**Problem description**. Would you set down every entry shown below, precisely as written?

**Provided information**.
···

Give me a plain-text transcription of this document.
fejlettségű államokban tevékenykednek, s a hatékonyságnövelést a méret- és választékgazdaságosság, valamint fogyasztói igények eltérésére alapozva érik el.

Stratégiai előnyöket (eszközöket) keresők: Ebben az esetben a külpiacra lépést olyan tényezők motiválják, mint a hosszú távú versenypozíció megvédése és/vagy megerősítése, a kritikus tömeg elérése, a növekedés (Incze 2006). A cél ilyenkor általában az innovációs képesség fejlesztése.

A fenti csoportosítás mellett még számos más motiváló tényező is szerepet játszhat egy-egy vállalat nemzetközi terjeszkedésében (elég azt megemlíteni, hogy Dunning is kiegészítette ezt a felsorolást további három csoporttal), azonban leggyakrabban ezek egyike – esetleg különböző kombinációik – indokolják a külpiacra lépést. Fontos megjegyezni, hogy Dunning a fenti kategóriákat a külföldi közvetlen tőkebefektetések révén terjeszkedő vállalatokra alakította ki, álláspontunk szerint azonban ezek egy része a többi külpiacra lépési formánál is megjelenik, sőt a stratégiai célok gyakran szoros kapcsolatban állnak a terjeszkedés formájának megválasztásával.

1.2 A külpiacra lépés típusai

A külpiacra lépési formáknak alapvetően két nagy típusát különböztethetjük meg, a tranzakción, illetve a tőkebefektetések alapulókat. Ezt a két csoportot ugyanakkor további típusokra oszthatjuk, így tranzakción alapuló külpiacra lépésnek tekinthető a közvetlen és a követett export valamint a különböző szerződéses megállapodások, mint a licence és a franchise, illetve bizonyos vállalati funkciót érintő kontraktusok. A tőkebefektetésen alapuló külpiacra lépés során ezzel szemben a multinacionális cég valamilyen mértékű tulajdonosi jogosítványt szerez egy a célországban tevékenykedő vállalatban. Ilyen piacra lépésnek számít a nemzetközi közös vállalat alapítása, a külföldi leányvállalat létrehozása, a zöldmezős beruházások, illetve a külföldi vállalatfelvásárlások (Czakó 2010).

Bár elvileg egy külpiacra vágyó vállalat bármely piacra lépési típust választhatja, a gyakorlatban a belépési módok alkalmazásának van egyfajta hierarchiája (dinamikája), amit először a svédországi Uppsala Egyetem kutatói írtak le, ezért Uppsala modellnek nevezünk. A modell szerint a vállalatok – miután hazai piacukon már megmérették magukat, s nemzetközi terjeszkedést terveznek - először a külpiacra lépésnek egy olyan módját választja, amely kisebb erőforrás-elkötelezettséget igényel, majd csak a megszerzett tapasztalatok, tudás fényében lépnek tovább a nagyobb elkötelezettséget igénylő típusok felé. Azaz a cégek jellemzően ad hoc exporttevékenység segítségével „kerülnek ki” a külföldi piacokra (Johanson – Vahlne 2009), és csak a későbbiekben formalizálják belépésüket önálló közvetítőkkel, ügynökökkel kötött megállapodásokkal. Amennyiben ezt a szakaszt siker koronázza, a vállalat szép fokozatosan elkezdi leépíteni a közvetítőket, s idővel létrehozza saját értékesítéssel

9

···

**Answer to the problem**.
Give me a plain-text transcription of this document.
fejlettségű államokban tevékenykednek, s a hatékonyságnövelést a méret- és választékgazdaságosság, valamint fogyasztói igények eltérésére alapozva érik el.

Stratégiai előnyöket (eszközöket) keresők: Ebben az esetben a külpiacra lépést olyan tényezők motiválják, mint a hosszú távú versenypozíció megvédése és/vagy megerősítése, a kritikus tömeg elérése, a növekedés (Incze 2006). A cél ilyenkor általában az innovációs képesség fejlesztése.

A fenti csoportosítás mellett még számos más motiváló tényező is szerepet játszhat egy-egy vállalat nemzetközi terjeszkedésében (elég azt megemlíteni, hogy Dunning is kiegészítette ezt a felsorolást további három csoporttal), azonban leggyakrabban ezek egyike – esetleg különböző kombinációik – indokolják a külpiacra lépést. Fontos megjegyezni, hogy Dunning a fenti kategóriákat a külföldi közvetlen tőkebefektetések révén terjeszkedő vállalatokra alakította ki, álláspontunk szerint azonban ezek egy része a többi külpiacra lépési formánál is megjelenik, sőt a stratégiai célok gyakran szoros kapcsolatban állnak a terjeszkedés formájának megválasztásával.

1.2 A külpiacra lépés típusai

A külpiacra lépési formáknak alapvetően két nagy típusát különböztethetjük meg, a tranzakción, illetve a tőkebefektetések alapulókat. Ezt a két csoportot ugyanakkor további típusokra oszthatjuk, így tranzakción alapuló külpiacra lépésnek tekinthető a közvetlen és a követett export valamint a különböző szerződéses megállapodások, mint a licence és a franchise, illetve bizonyos vállalati funkciót érintő kontraktusok. A tőkebefektetésen alapuló külpiacra lépés során ezzel szemben a multinacionális cég valamilyen mértékű tulajdonosi jogosítványt szerez egy a célországban tevékenykedő vállalatban. Ilyen piacra lépésnek számít a nemzetközi közös vállalat alapítása, a külföldi leányvállalat létrehozása, a zöldmezős beruházások, illetve a külföldi vállalatfelvásárlások (Czakó 2010).

Bár elvileg egy külpiacra vágyó vállalat bármely piacra lépési típust választhatja, a gyakorlatban a belépési módok alkalmazásának van egyfajta hierarchiája (dinamikája), amit először a svédországi Uppsala Egyetem kutatói írtak le, ezért Uppsala modellnek nevezünk. A modell szerint a vállalatok – miután hazai piacukon már megmérették magukat, s nemzetközi terjeszkedést terveznek - először a külpiacra lépésnek egy olyan módját választja, amely kisebb erőforrás-elkötelezettséget igényel, majd csak a megszerzett tapasztalatok, tudás fényében lépnek tovább a nagyobb elkötelezettséget igénylő típusok felé. Azaz a cégek jellemzően ad hoc exporttevékenység segítségével „kerülnek ki” a külföldi piacokra (Johanson – Vahlne 2009), és csak a későbbiekben formalizálják belépésüket önálló közvetítőkkel, ügynökökkel kötött megállapodásokkal. Amennyiben ezt a szakaszt siker koronázza, a vállalat szép fokozatosan elkezdi leépíteni a közvetítőket, s idővel létrehozza saját értékesítéssel

9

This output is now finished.